====== SOURCE DOCUMENT

VM Metrics (preview)
Introduction
Game developers sometimes need access to system level metrics (CPU/RAM/etc.) for the Virtual Machines that are created as part of their Builds. These metrics can provide unique insights to the game developer during the development of their multiplayer game server. Given these metrics, a game developer can make informed decision about utilizing VM resources.
Performance metrics can support various development scenarios:
- Using CPU and memory utilization data to measure the resource needs of multiplayer servers, so game developer can properly calculate the optimal number of game servers on a specific Virtual Machine SKU (type)
- Using network counters to detect an irregular network environment, such as attempted DDoS attacks or other network congestion
PlayFab Multiplayer Servers service supports a limited number of system metrics via the VM Metrics (preview) feature.
Important
This feature is currently experimental and offered as a preview. This means that parts of it can change at any time. We are significantly iterating on the experience and asking customers for feedback.

============
====== WORKING DATA

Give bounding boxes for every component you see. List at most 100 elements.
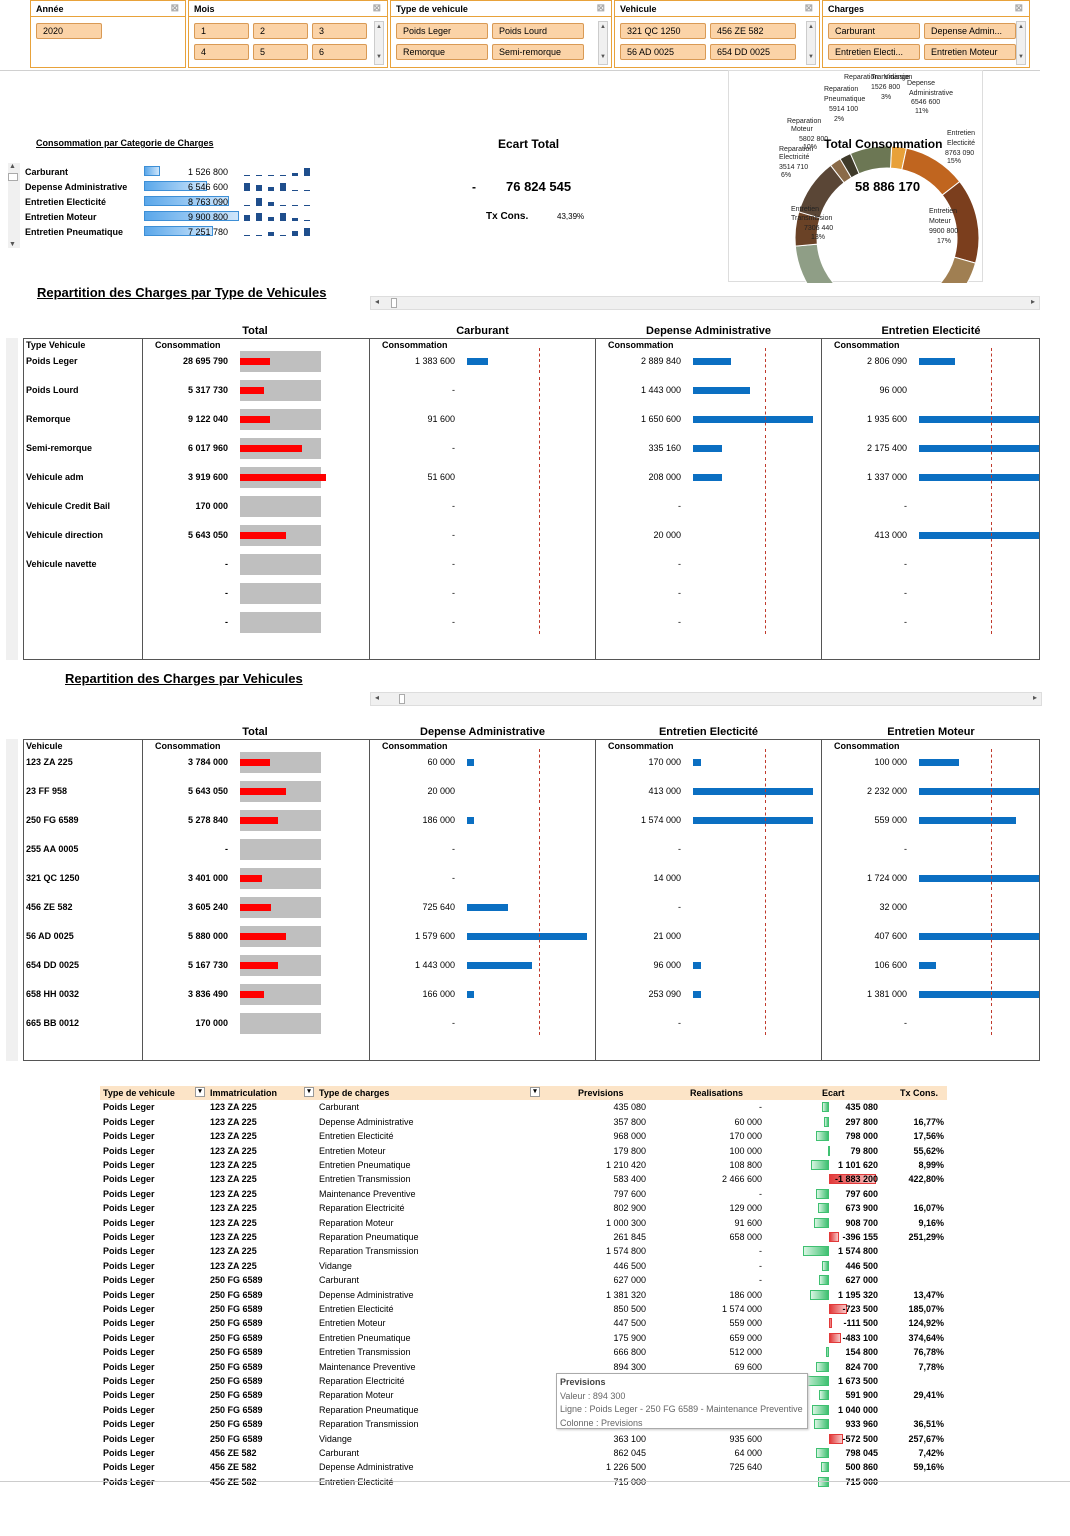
slicer-scrollbar[interactable]: ▲ ▼: [806, 21, 816, 65]
filter-dropdown-icon[interactable]: ▾: [195, 1087, 205, 1097]
slicer-item[interactable]: 654 DD 0025: [710, 44, 796, 60]
conso-subheader: Consommation: [608, 340, 674, 350]
pivot-tx: 257,67%: [908, 1433, 944, 1444]
total-red-bar: [240, 991, 264, 998]
spark-bar: [280, 204, 286, 206]
donut-label: 10%: [803, 144, 817, 151]
pivot-header-cell[interactable]: Immatriculation: [210, 1088, 278, 1098]
slicer-item[interactable]: 2: [253, 23, 308, 39]
clear-filter-icon[interactable]: ⊠: [1014, 3, 1023, 14]
row-total: 3 919 600: [187, 472, 228, 482]
slicer-item[interactable]: Entretien Electi...: [828, 44, 920, 60]
pivot-row: Poids Leger 250 FG 6589 Reparation Pneumat…: [100, 1403, 947, 1417]
clear-filter-icon[interactable]: ⊠: [596, 3, 605, 14]
pivot-charge: Reparation Moteur: [319, 1390, 394, 1401]
slicer-item[interactable]: Entretien Moteur: [924, 44, 1016, 60]
cell-blue-bar: [467, 817, 475, 824]
slicer-item[interactable]: 56 AD 0025: [620, 44, 706, 60]
slicer-item[interactable]: 456 ZE 582: [710, 23, 796, 39]
pivot-type: Poids Leger: [103, 1318, 155, 1329]
cell-value: 407 600: [874, 931, 907, 941]
target-line: [991, 778, 992, 803]
pivot-real: 559 000: [729, 1318, 762, 1329]
target-line: [991, 836, 992, 861]
slicer-item[interactable]: 321 QC 1250: [620, 23, 706, 39]
clear-filter-icon[interactable]: ⊠: [170, 3, 179, 14]
spark-bar: [292, 230, 298, 236]
slicer-item[interactable]: Depense Admin...: [924, 23, 1016, 39]
pivot-header-cell[interactable]: Type de charges: [319, 1088, 390, 1098]
slicer-scrollbar[interactable]: ▲ ▼: [374, 21, 384, 65]
pivot-charge: Vidange: [319, 1433, 352, 1444]
pivot-ecart-bar-pos: [819, 1390, 829, 1401]
slicer-item[interactable]: 5: [253, 44, 308, 60]
pivot-charge: Entretien Pneumatique: [319, 1332, 411, 1343]
rep_type-vscroll[interactable]: [6, 338, 18, 660]
rep-veh-hscroll[interactable]: ◂ ▸: [370, 692, 1042, 706]
donut-label: Electicité: [947, 140, 975, 147]
cell-blue-bar: [919, 875, 1039, 882]
clear-filter-icon[interactable]: ⊠: [372, 3, 381, 14]
clear-filter-icon[interactable]: ⊠: [804, 3, 813, 14]
donut-label: 6546 600: [911, 99, 940, 106]
row-label: Semi-remorque: [26, 443, 93, 453]
slicer-scrollbar[interactable]: ▲ ▼: [598, 21, 608, 65]
cell-value: 1 650 600: [640, 414, 681, 424]
pivot-row: Poids Leger 250 FG 6589 Entretien Electici…: [100, 1302, 947, 1316]
donut-slice[interactable]: [849, 145, 893, 175]
rep-type-hscroll[interactable]: ◂ ▸: [370, 296, 1040, 310]
slicer-item[interactable]: 6: [312, 44, 367, 60]
slicer-item[interactable]: 3: [312, 23, 367, 39]
pivot-immat: 123 ZA 225: [210, 1260, 257, 1271]
row-total: 3 836 490: [187, 989, 228, 999]
conso-cat-bar: [144, 181, 207, 191]
conso-cat-label: Entretien Electicité: [25, 197, 107, 207]
pivot-type: Poids Leger: [103, 1390, 155, 1401]
slicer-item[interactable]: Remorque: [396, 44, 488, 60]
cell-value: 166 000: [422, 989, 455, 999]
slicer-scrollbar[interactable]: ▲ ▼: [1016, 21, 1026, 65]
slicer-item[interactable]: Poids Leger: [396, 23, 488, 39]
rep_veh-frame: [23, 739, 1040, 1061]
pivot-immat: 250 FG 6589: [210, 1376, 263, 1386]
pivot-type: Poids Leger: [103, 1160, 155, 1170]
slicer-item[interactable]: 2020: [36, 23, 102, 39]
slicer-item[interactable]: Poids Lourd: [492, 23, 584, 39]
pivot-type: Poids Leger: [103, 1275, 155, 1286]
cell-value: 1 337 000: [866, 472, 907, 482]
cell-value: -: [904, 1018, 907, 1028]
conso-cat-label: Carburant: [25, 167, 69, 177]
target-line: [991, 894, 992, 919]
pivot-prev: 797 600: [613, 1188, 646, 1199]
pivot-tx: 17,56%: [913, 1131, 944, 1142]
filter-dropdown-icon[interactable]: ▾: [530, 1087, 540, 1097]
pivot-ecart: -483 100: [842, 1332, 878, 1343]
donut-slice[interactable]: [902, 256, 977, 328]
pivot-header-cell[interactable]: Type de vehicule: [103, 1088, 175, 1098]
spark-bar: [268, 175, 274, 176]
slicer-item[interactable]: 4: [194, 44, 249, 60]
conso-cat-scrollbar[interactable]: ▲ ▼: [8, 163, 20, 248]
row-total: 5 643 050: [187, 530, 228, 540]
pivot-prev: 261 845: [613, 1232, 646, 1242]
target-line: [539, 522, 540, 547]
pivot-ecart: 446 500: [845, 1260, 878, 1271]
pivot-ecart: 79 800: [850, 1145, 878, 1156]
pivot-row: Poids Leger 250 FG 6589 Reparation Moteur 5…: [100, 1388, 947, 1402]
rep_veh-vscroll[interactable]: [6, 739, 18, 1061]
pivot-row: Poids Leger 123 ZA 225 Reparation Pneumati…: [100, 1230, 947, 1244]
donut-slice[interactable]: [794, 243, 843, 309]
row-total: 5 880 000: [187, 931, 228, 941]
pivot-ecart: 1 101 620: [837, 1160, 878, 1170]
pivot-row: Poids Leger 123 ZA 225 Reparation Transmis…: [100, 1244, 947, 1258]
filter-dropdown-icon[interactable]: ▾: [304, 1087, 314, 1097]
column-divider: [369, 338, 370, 660]
target-line: [991, 749, 992, 774]
sparkline: [244, 166, 324, 176]
donut-total: 58 886 170: [855, 179, 921, 194]
slicer-item[interactable]: Carburant: [828, 23, 920, 39]
slicer-item[interactable]: 1: [194, 23, 249, 39]
slicer-item[interactable]: Semi-remorque: [492, 44, 584, 60]
cell-blue-bar: [467, 962, 533, 969]
donut-label: Reparation: [779, 146, 813, 153]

============

- TASKS TO COMPLETE
A. Copy out the lines of the listing verbatim, from the line that contains "slicer-scrollbar[interactable]: ▲ ▼: [806, 21, 816, 65]" through the line that contains "slicer-item[interactable]: Entretien Moteur: [924, 44, 1016, 60]", both included.
B. Extend the article on VM Metrics, picking up after its final sentence.
The article on VM Metrics and the listing have no connection to each other.

- ANSWERS BELOW
A.
slicer-scrollbar[interactable]: ▲ ▼: [806, 21, 816, 65]
filter-dropdown-icon[interactable]: ▾: [195, 1087, 205, 1097]
slicer-item[interactable]: 654 DD 0025: [710, 44, 796, 60]
conso-subheader: Consommation: [608, 340, 674, 350]
pivot-tx: 257,67%: [908, 1433, 944, 1444]
total-red-bar: [240, 991, 264, 998]
spark-bar: [280, 204, 286, 206]
donut-label: 10%: [803, 144, 817, 151]
pivot-header-cell[interactable]: Immatriculation: [210, 1088, 278, 1098]
slicer-item[interactable]: 2: [253, 23, 308, 39]
clear-filter-icon[interactable]: ⊠: [1014, 3, 1023, 14]
row-total: 3 919 600: [187, 472, 228, 482]
slicer-item[interactable]: Entretien Electi...: [828, 44, 920, 60]
pivot-row: Poids Leger 250 FG 6589 Reparation Pneumat…: [100, 1403, 947, 1417]
clear-filter-icon[interactable]: ⊠: [596, 3, 605, 14]
pivot-charge: Reparation Moteur: [319, 1390, 394, 1401]
slicer-item[interactable]: Entretien Moteur: [924, 44, 1016, 60]

B.
Usage
VM metrics for a Build can be enabled in two ways, depending on how a Build is created:
- Using Game Manager, you can enable the "Virtual machine metrics preview" checkbox on the "New Build" Game Manager page.
- Using the PlayFab Multiplayer Servers API, you can set the property "IsEnabled" to true in the following API objects:
- InstrumentationConfiguration in the CreateBuildWithManagedContainer API call for a Windows Build with containers
- InstrumentationConfiguration in the CreateBuildWithProcessBasedServer API call for a process-based Windows Build
- LinuxInstrumentationConfiguration in the CreateBuildWithCustomContainer API call for a Linux Build
When VM metrics feature is enabled for a Build, it will remain enabled for the entire lifetime of the Build. You can't enable/disable VM metrics for a Build after it has been created.
Windows
On Windows, VM metrics collection is a feature of the existing PlayFab container/process orchestrator called VmAgent
. VmAgent
periodically (every 10 seconds) runs a task that will query the following system performance counters:
- Available MBytes
- % Processor Time
- % User Time
- Disk Reads/sec (for drive D:)
- Disk Writes/sec (for drive D:)
- Bytes Received/sec
- Bytes Sent/sec
Collected counter values are sent to our internal metrics collector running on the VM. The collector aggregates and sends them to our internal backend so they can be presented to the user on Game Manager.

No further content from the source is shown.